> [Document excerpt]:
Preface
The research I worked on is sensitive. For straightforward reasons, I’m leaving out details and results that can’t be shared publically. Here’s the final slide deck of our presentation.
I.
Here’s some context for what I worked on this summer. In Brazil’s forests, a curious structure repeats itself every so often: parallel lines of circular structures with black mounds lying in front of them. Each circular structure is a kiln used to transform wood into charcoal. They are the telltale signs of charcoal production kilns. Here’s a Google Earth image of what one looks like.
Over the past decade, Brazil has been one of the world’s leading producers of crude steel.1 In 2023 it was the ninth largest producer of crude steel in the world. In 2022 it was the largest producer of charcoal in the world—fuel to feed the steel industry. Yet, the process of producing charcoal is typically intertwined with violence and exploitative labor. This is partly a consequence of the dangerous and illegal nature of the work. I think it’s relatively straightforward to see why—chucking wood into these suffocatingly hot kilns and trying not to choke on the fumes seems pretty awful. Since 1995, about 2,830 people have been rescued from what Brazilian authorities define as slavery-like conditions. And it’s worth pointing out that illegal charcoal production has been difficult to combat since the work is typically done in remote locations and the sites operate for a finite amount of time.
The Stanford Human Trafficking Data Lab and Brazilian Federal Labor Prosecution Office are collaborating to use a remote detection tool called CHAR to locate charcoal sites quickly and accurately. The Human Trafficking Data Lab developed a computer vision model trained on low-resolution, high-frequency satellite imagery to accurately identify and pinpoint zones where forced labor is likely used to produce charcoal. Human post-processing is then used to select sites for task force site inspection. The technology allows for a “more proactive anti-trafficking intervention, moving beyond merely reactive, tip-driven initiatives.”

> [Exercise material]:
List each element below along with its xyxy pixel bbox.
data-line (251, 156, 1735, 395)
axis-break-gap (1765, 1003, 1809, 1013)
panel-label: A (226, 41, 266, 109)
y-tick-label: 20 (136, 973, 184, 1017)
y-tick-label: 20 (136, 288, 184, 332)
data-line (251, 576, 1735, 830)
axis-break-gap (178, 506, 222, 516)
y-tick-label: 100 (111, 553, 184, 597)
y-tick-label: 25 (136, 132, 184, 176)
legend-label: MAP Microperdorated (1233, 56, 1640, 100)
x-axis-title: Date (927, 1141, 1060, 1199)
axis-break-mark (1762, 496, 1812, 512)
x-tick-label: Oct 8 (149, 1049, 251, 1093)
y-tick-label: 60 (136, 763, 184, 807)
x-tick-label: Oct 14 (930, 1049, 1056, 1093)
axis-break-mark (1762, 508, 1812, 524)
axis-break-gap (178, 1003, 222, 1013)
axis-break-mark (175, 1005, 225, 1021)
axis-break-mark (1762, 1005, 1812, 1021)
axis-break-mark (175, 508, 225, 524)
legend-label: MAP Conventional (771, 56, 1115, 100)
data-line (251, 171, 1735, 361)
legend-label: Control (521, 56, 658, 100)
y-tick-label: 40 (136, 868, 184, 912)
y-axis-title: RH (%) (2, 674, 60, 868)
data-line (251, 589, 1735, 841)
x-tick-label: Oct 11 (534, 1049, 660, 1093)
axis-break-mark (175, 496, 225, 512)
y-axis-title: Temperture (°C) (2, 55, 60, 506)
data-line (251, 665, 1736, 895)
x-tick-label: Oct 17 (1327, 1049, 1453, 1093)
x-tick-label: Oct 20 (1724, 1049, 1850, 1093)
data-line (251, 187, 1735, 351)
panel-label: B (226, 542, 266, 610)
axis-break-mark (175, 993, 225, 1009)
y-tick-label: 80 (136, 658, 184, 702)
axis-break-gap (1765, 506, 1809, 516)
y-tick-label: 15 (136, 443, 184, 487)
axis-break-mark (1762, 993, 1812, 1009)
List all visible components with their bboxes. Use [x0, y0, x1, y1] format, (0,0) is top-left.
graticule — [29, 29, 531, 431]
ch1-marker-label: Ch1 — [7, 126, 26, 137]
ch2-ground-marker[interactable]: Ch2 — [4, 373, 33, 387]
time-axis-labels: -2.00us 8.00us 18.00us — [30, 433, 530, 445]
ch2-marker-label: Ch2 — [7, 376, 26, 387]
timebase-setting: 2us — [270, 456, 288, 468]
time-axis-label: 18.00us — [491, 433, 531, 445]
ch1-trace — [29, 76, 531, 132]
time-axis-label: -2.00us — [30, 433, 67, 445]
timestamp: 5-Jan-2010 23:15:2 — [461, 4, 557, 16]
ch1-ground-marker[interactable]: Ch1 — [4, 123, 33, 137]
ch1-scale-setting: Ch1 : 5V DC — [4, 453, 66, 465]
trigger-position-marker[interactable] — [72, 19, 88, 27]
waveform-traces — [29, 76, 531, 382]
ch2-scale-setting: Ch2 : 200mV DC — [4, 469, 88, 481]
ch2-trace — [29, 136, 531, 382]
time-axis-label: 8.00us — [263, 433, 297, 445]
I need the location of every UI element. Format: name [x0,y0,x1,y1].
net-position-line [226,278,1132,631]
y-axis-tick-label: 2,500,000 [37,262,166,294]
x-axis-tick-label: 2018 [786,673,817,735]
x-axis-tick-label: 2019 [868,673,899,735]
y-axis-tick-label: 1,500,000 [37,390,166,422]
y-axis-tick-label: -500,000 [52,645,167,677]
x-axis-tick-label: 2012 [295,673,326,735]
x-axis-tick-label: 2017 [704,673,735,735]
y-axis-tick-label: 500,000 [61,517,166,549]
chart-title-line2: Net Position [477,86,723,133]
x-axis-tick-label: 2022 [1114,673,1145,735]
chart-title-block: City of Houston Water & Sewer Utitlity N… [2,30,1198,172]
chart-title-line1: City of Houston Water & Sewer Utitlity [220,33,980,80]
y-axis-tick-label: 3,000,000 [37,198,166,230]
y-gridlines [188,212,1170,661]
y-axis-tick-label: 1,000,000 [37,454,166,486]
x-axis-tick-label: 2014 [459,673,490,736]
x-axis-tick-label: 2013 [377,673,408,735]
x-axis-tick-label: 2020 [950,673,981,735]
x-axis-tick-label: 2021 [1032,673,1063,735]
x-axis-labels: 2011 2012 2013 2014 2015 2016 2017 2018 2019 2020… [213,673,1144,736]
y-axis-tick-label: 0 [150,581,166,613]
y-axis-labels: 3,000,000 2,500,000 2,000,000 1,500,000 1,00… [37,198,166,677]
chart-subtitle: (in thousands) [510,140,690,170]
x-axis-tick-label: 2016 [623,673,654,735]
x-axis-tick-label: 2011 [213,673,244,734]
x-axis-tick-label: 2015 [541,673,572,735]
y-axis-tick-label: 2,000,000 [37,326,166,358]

> [Set exercise 1]: Reproduce word for word the stretch of the passage on charcoal production in Brazil that begins at the words "Here’s some context" and stops after the words "one looks like.".
> [Set exercise 2]: Transcribe the records verbatim, beginning at their very first line and stopping after the line that contains "ch1-scale-setting: Ch1 : 5V".

> [Complete output 1]:
Here’s some context for what I worked on this summer. In Brazil’s forests, a curious structure repeats itself every so often: parallel lines of circular structures with black mounds lying in front of them. Each circular structure is a kiln used to transform wood into charcoal. They are the telltale signs of charcoal production kilns. Here’s a Google Earth image of what one looks like.

> [Complete output 2]:
List each element below along with its xyxy pixel bbox.
data-line (251, 156, 1735, 395)
axis-break-gap (1765, 1003, 1809, 1013)
panel-label: A (226, 41, 266, 109)
y-tick-label: 20 (136, 973, 184, 1017)
y-tick-label: 20 (136, 288, 184, 332)
data-line (251, 576, 1735, 830)
axis-break-gap (178, 506, 222, 516)
y-tick-label: 100 (111, 553, 184, 597)
y-tick-label: 25 (136, 132, 184, 176)
legend-label: MAP Microperdorated (1233, 56, 1640, 100)
x-axis-title: Date (927, 1141, 1060, 1199)
axis-break-mark (1762, 496, 1812, 512)
x-tick-label: Oct 8 (149, 1049, 251, 1093)
y-tick-label: 60 (136, 763, 184, 807)
x-tick-label: Oct 14 (930, 1049, 1056, 1093)
axis-break-mark (1762, 508, 1812, 524)
axis-break-gap (178, 1003, 222, 1013)
axis-break-mark (175, 1005, 225, 1021)
axis-break-mark (1762, 1005, 1812, 1021)
axis-break-mark (175, 508, 225, 524)
legend-label: MAP Conventional (771, 56, 1115, 100)
data-line (251, 171, 1735, 361)
legend-label: Control (521, 56, 658, 100)
y-tick-label: 40 (136, 868, 184, 912)
y-axis-title: RH (%) (2, 674, 60, 868)
data-line (251, 589, 1735, 841)
x-tick-label: Oct 11 (534, 1049, 660, 1093)
axis-break-mark (175, 496, 225, 512)
y-axis-title: Temperture (°C) (2, 55, 60, 506)
data-line (251, 665, 1736, 895)
x-tick-label: Oct 17 (1327, 1049, 1453, 1093)
x-tick-label: Oct 20 (1724, 1049, 1850, 1093)
data-line (251, 187, 1735, 351)
panel-label: B (226, 542, 266, 610)
axis-break-mark (175, 993, 225, 1009)
y-tick-label: 80 (136, 658, 184, 702)
axis-break-gap (1765, 506, 1809, 516)
y-tick-label: 15 (136, 443, 184, 487)
axis-break-mark (1762, 993, 1812, 1009)
List all visible components with their bboxes. Use [x0, y0, x1, y1] format, (0,0) is top-left.
graticule — [29, 29, 531, 431]
ch1-marker-label: Ch1 — [7, 126, 26, 137]
ch2-ground-marker[interactable]: Ch2 — [4, 373, 33, 387]
time-axis-labels: -2.00us 8.00us 18.00us — [30, 433, 530, 445]
ch2-marker-label: Ch2 — [7, 376, 26, 387]
timebase-setting: 2us — [270, 456, 288, 468]
time-axis-label: 18.00us — [491, 433, 531, 445]
ch1-trace — [29, 76, 531, 132]
time-axis-label: -2.00us — [30, 433, 67, 445]
timestamp: 5-Jan-2010 23:15:2 — [461, 4, 557, 16]
ch1-ground-marker[interactable]: Ch1 — [4, 123, 33, 137]
ch1-scale-setting: Ch1 : 5V DC — [4, 453, 66, 465]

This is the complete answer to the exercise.